*Passage provided*

________________________

A 401(k) can be either a traditional account or a Roth account. For a traditional 401(k), you will contribute funds pre-tax, and the funds will be taxed when you make withdrawals in retirement. For a Roth 401(k), your contributions will be taxed, but when you withdraw money in retirement, you typically will not have to pay taxes on qualified distributions.
How 401(k) contribution limits work
To limit the degree to which high-paid workers are able to take advantage of tax benefits, the IRS puts limits on the amount of money you’re able to contribute to a 401(k) in any given year. These limits apply both to individual contributions you may make and to overall contributions by anyone, including deferrals and employer contributions.
Individual contribution limits
For an individual, 401(k) contribution limits would apply to any contributions you are making into your own account. The limit applies across all your 401(k) and 403(b) accounts, so if you have multiple accounts, you would be able to contribute the individual maximum among all of your accounts.

________________________

*Provided data*
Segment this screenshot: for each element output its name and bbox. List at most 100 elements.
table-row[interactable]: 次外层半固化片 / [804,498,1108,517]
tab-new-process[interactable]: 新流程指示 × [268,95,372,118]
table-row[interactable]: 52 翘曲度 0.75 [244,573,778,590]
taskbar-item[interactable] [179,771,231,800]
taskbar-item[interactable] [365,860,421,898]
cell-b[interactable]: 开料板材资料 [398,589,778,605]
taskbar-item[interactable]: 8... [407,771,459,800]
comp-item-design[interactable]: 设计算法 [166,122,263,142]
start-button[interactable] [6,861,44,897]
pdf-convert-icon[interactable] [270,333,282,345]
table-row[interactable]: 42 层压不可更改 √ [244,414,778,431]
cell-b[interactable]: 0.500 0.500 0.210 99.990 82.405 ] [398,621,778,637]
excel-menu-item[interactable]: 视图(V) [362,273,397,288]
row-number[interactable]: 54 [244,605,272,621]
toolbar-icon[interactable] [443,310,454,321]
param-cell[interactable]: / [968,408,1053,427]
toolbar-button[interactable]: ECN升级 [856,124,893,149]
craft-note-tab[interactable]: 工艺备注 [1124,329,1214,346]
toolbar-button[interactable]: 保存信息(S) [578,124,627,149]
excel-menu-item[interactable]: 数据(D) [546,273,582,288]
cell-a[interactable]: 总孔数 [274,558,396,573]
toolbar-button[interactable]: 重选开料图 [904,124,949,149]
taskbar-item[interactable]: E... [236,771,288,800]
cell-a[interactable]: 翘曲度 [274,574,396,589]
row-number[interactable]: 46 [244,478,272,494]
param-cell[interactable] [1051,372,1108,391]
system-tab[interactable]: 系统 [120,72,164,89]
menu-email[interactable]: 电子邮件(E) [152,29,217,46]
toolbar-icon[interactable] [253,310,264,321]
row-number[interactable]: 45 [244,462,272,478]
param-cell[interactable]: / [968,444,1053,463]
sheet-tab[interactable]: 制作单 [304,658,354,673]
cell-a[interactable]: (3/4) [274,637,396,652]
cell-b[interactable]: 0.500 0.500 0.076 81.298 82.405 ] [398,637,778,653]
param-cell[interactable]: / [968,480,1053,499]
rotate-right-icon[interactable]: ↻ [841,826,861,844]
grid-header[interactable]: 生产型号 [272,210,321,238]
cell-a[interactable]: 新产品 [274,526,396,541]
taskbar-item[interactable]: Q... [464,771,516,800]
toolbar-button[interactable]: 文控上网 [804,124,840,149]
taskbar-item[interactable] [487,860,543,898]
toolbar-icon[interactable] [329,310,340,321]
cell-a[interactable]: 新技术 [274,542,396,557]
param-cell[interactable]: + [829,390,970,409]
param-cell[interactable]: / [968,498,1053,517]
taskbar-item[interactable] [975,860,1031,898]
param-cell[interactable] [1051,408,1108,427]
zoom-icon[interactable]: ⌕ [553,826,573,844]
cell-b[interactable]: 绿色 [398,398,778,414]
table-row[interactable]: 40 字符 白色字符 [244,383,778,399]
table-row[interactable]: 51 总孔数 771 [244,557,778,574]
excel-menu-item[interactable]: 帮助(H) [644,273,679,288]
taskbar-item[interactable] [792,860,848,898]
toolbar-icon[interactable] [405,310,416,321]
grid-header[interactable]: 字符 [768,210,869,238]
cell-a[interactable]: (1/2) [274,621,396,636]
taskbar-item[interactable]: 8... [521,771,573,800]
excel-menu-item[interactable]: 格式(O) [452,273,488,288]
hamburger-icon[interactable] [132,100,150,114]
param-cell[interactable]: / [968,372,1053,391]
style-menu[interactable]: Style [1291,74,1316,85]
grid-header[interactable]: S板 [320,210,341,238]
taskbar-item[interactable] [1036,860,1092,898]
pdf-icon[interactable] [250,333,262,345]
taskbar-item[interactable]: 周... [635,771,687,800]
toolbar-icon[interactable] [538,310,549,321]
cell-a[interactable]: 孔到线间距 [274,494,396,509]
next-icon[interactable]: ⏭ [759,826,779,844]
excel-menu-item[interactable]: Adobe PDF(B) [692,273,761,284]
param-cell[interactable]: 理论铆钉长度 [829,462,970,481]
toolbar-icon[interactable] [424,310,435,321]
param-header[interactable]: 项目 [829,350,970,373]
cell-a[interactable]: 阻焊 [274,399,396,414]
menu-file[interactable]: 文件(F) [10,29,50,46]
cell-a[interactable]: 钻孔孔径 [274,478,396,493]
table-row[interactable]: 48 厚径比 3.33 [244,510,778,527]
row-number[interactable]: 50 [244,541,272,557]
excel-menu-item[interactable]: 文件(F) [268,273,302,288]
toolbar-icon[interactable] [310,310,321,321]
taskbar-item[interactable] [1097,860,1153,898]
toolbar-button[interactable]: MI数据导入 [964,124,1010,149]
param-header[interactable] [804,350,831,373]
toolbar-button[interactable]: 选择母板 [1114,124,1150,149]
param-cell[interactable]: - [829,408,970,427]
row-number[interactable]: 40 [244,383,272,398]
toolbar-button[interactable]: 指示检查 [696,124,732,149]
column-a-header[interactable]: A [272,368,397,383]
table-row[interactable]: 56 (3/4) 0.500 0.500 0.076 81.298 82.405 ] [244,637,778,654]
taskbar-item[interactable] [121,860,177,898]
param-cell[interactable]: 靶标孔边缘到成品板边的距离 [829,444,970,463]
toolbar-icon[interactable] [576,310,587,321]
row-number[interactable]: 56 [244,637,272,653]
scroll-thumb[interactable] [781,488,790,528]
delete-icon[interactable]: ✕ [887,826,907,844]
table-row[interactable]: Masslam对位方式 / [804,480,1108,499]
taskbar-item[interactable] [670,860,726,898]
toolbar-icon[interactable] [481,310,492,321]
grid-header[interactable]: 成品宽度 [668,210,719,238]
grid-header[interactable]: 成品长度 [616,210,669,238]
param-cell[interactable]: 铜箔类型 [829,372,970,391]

________________________

*Work instructions*
a: In the 401(k) text, across which accounts does the individual contribution limit apply?
b: Extract everything in the records from the first line down to the line containing "taskbar-item[interactable]: 8... [407,771,459,800]", and copy each line without changes.

*Solutions to the problems*
a: It applies across all of your 401(k) and 403(b) accounts.

b:
Segment this screenshot: for each element output its name and bbox. List at most 100 elements.
table-row[interactable]: 次外层半固化片 / [804,498,1108,517]
tab-new-process[interactable]: 新流程指示 × [268,95,372,118]
table-row[interactable]: 52 翘曲度 0.75 [244,573,778,590]
taskbar-item[interactable] [179,771,231,800]
taskbar-item[interactable] [365,860,421,898]
cell-b[interactable]: 开料板材资料 [398,589,778,605]
taskbar-item[interactable]: 8... [407,771,459,800]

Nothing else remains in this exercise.